** Stated task **
Each line containing the word "desc" must be reported.

** Provided entries **
--- Begin ---

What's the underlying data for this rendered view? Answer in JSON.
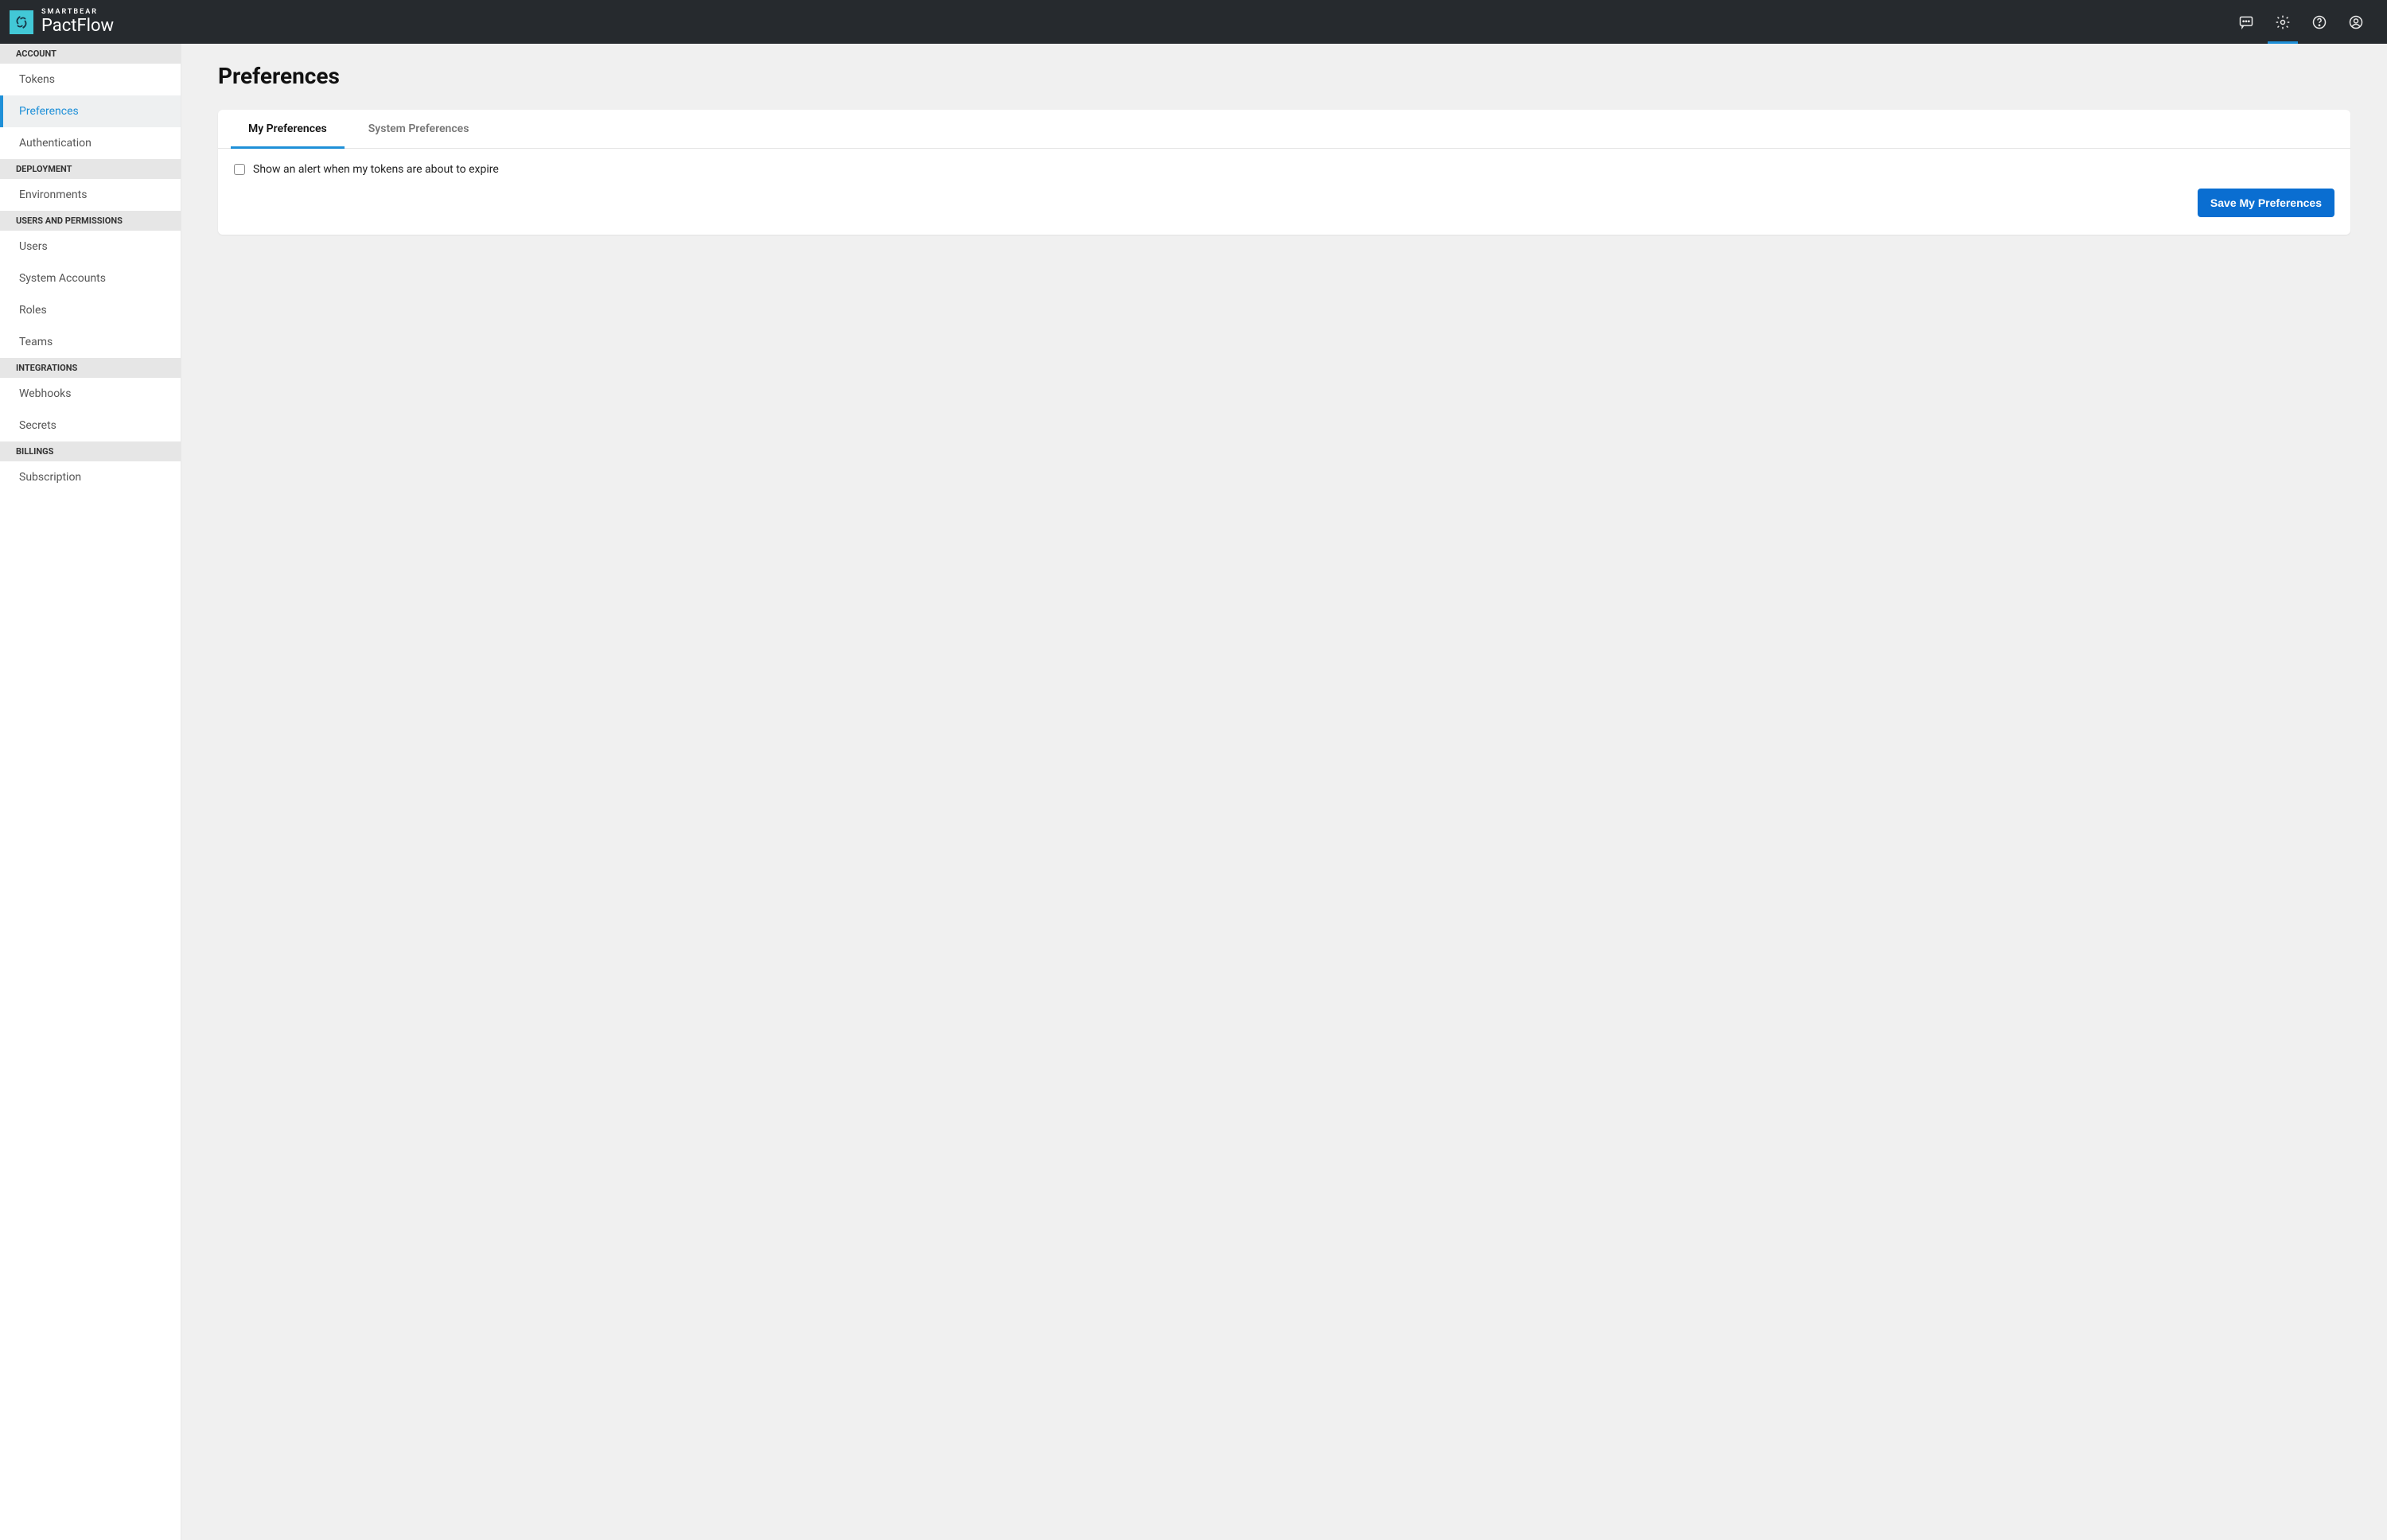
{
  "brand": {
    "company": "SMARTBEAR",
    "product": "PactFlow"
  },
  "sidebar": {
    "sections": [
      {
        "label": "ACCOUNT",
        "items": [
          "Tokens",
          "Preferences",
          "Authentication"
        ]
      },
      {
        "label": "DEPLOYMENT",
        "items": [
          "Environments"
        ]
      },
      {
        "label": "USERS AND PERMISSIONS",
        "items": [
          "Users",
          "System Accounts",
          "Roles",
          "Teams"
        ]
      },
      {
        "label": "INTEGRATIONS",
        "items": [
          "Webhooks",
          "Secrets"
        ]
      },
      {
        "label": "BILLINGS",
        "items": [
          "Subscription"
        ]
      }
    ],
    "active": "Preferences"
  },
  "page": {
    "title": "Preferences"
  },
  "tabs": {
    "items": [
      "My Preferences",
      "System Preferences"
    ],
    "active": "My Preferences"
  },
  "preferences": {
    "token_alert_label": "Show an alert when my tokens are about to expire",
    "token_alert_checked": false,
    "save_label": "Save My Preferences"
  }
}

--- End ---
--- Begin ---

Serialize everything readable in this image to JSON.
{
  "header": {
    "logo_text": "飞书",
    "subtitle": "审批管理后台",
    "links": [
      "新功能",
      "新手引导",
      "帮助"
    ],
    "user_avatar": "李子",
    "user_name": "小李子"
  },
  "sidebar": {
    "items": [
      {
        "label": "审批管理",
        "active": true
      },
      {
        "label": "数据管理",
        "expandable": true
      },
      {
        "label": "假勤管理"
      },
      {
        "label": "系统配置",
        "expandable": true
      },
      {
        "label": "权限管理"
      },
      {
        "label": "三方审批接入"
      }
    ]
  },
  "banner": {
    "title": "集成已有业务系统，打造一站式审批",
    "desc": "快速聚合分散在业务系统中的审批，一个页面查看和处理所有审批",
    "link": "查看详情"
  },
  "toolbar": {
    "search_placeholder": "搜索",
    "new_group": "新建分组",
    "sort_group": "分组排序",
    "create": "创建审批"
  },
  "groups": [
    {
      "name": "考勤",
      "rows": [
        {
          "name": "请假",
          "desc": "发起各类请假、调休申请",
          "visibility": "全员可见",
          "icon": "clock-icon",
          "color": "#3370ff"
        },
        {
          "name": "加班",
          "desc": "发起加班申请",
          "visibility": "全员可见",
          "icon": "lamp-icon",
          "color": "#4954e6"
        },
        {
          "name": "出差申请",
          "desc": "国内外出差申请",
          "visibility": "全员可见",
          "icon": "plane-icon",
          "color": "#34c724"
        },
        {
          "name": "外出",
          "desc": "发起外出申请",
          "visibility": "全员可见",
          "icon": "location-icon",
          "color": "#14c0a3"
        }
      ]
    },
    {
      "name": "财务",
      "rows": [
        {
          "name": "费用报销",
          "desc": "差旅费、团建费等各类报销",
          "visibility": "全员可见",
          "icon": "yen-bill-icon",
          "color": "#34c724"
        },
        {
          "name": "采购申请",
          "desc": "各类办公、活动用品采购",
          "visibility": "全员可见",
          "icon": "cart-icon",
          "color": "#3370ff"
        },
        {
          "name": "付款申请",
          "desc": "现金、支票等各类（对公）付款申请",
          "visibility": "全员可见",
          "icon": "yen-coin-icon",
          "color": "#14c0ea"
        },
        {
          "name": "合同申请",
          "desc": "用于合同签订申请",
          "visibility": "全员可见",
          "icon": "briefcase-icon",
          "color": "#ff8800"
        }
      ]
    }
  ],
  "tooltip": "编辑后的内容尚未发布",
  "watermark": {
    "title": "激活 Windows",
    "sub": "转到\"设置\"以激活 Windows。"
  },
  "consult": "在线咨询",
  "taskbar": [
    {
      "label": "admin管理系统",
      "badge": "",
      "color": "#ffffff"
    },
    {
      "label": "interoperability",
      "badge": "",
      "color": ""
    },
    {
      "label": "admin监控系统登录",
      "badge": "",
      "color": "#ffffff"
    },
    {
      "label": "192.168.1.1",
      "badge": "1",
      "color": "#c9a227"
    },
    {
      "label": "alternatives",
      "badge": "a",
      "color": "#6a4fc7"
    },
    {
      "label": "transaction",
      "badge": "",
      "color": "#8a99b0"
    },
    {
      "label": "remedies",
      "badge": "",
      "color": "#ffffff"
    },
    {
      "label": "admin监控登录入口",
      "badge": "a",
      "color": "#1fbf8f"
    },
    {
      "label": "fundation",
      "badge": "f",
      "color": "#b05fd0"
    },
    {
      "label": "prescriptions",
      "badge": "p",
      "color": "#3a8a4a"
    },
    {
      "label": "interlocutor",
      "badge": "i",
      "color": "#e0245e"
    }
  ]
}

--- End ---

** Result for this exercise **
    "desc": "快速聚合分散在业务系统中的审批，一个页面查看和处理所有审批",
          "desc": "发起各类请假、调休申请",
          "desc": "发起加班申请",
          "desc": "国内外出差申请",
          "desc": "发起外出申请",
          "desc": "差旅费、团建费等各类报销",
          "desc": "各类办公、活动用品采购",
          "desc": "现金、支票等各类（对公）付款申请",
          "desc": "用于合同签订申请",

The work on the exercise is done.